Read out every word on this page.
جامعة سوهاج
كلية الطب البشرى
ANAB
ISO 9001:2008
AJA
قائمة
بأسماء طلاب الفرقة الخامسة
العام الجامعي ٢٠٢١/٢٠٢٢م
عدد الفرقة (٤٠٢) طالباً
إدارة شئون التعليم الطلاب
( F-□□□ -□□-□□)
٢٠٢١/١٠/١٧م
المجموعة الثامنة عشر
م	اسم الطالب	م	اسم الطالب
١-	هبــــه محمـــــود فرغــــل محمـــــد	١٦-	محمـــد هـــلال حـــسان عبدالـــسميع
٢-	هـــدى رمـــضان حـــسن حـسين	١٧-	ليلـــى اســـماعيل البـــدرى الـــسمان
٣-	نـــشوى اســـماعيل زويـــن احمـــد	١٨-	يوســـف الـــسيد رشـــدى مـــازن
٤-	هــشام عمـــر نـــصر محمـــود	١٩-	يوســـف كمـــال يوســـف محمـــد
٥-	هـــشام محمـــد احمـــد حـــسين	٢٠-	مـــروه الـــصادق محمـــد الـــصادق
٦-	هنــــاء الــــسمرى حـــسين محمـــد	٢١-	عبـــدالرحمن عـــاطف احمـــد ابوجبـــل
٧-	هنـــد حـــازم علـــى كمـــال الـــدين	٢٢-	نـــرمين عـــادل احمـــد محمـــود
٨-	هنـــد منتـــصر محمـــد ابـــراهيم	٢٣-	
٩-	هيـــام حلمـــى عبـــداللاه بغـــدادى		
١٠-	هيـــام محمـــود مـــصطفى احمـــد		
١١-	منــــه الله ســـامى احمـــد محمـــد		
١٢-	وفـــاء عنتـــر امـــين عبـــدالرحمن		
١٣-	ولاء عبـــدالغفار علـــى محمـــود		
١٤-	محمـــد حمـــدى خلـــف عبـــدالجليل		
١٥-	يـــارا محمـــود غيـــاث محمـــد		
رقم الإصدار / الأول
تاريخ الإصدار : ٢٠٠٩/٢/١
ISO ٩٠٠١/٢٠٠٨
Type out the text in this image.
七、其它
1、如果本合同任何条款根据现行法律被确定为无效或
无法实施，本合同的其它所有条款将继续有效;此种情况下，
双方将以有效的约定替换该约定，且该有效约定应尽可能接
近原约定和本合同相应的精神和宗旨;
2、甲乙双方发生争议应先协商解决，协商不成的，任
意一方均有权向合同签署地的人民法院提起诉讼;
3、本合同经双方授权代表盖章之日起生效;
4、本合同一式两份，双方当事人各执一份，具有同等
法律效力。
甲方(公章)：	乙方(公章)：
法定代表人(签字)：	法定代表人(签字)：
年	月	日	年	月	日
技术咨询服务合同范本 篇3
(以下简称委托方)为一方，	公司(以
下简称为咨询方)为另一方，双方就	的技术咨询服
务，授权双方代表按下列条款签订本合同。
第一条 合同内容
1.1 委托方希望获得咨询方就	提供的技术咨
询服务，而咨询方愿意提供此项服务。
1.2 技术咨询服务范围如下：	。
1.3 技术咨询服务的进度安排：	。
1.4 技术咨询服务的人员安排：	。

--------------------------------

Write the listing out again, exactly as shown above.

Read out every word on this page.
جامعة سوهاج
كلية الطب البشرى
ANAB
ISO 9001:2008
AJA
قائمة
بأسماء طلاب الفرقة الخامسة
العام الجامعي ٢٠٢١/٢٠٢٢م
عدد الفرقة (٤٠٢) طالباً
إدارة شئون التعليم الطلاب
( F-□□□ -□□-□□)
٢٠٢١/١٠/١٧م
المجموعة الثامنة عشر
م	اسم الطالب	م	اسم الطالب
١-	هبــــه محمـــــود فرغــــل محمـــــد	١٦-	محمـــد هـــلال حـــسان عبدالـــسميع
٢-	هـــدى رمـــضان حـــسن حـسين	١٧-	ليلـــى اســـماعيل البـــدرى الـــسمان
٣-	نـــشوى اســـماعيل زويـــن احمـــد	١٨-	يوســـف الـــسيد رشـــدى مـــازن
٤-	هــشام عمـــر نـــصر محمـــود	١٩-	يوســـف كمـــال يوســـف محمـــد
٥-	هـــشام محمـــد احمـــد حـــسين	٢٠-	مـــروه الـــصادق محمـــد الـــصادق
٦-	هنــــاء الــــسمرى حـــسين محمـــد	٢١-	عبـــدالرحمن عـــاطف احمـــد ابوجبـــل
٧-	هنـــد حـــازم علـــى كمـــال الـــدين	٢٢-	نـــرمين عـــادل احمـــد محمـــود
٨-	هنـــد منتـــصر محمـــد ابـــراهيم	٢٣-	
٩-	هيـــام حلمـــى عبـــداللاه بغـــدادى		
١٠-	هيـــام محمـــود مـــصطفى احمـــد		
١١-	منــــه الله ســـامى احمـــد محمـــد		
١٢-	وفـــاء عنتـــر امـــين عبـــدالرحمن		
١٣-	ولاء عبـــدالغفار علـــى محمـــود		
١٤-	محمـــد حمـــدى خلـــف عبـــدالجليل		
١٥-	يـــارا محمـــود غيـــاث محمـــد		
رقم الإصدار / الأول
تاريخ الإصدار : ٢٠٠٩/٢/١
ISO ٩٠٠١/٢٠٠٨
Type out the text in this image.
七、其它
1、如果本合同任何条款根据现行法律被确定为无效或
无法实施，本合同的其它所有条款将继续有效;此种情况下，
双方将以有效的约定替换该约定，且该有效约定应尽可能接
近原约定和本合同相应的精神和宗旨;
2、甲乙双方发生争议应先协商解决，协商不成的，任
意一方均有权向合同签署地的人民法院提起诉讼;
3、本合同经双方授权代表盖章之日起生效;
4、本合同一式两份，双方当事人各执一份，具有同等
法律效力。
甲方(公章)：	乙方(公章)：
法定代表人(签字)：	法定代表人(签字)：
年	月	日	年	月	日
技术咨询服务合同范本 篇3
(以下简称委托方)为一方，	公司(以
下简称为咨询方)为另一方，双方就	的技术咨询服
务，授权双方代表按下列条款签订本合同。
第一条 合同内容
1.1 委托方希望获得咨询方就	提供的技术咨
询服务，而咨询方愿意提供此项服务。
1.2 技术咨询服务范围如下：	。
1.3 技术咨询服务的进度安排：	。
1.4 技术咨询服务的人员安排：	。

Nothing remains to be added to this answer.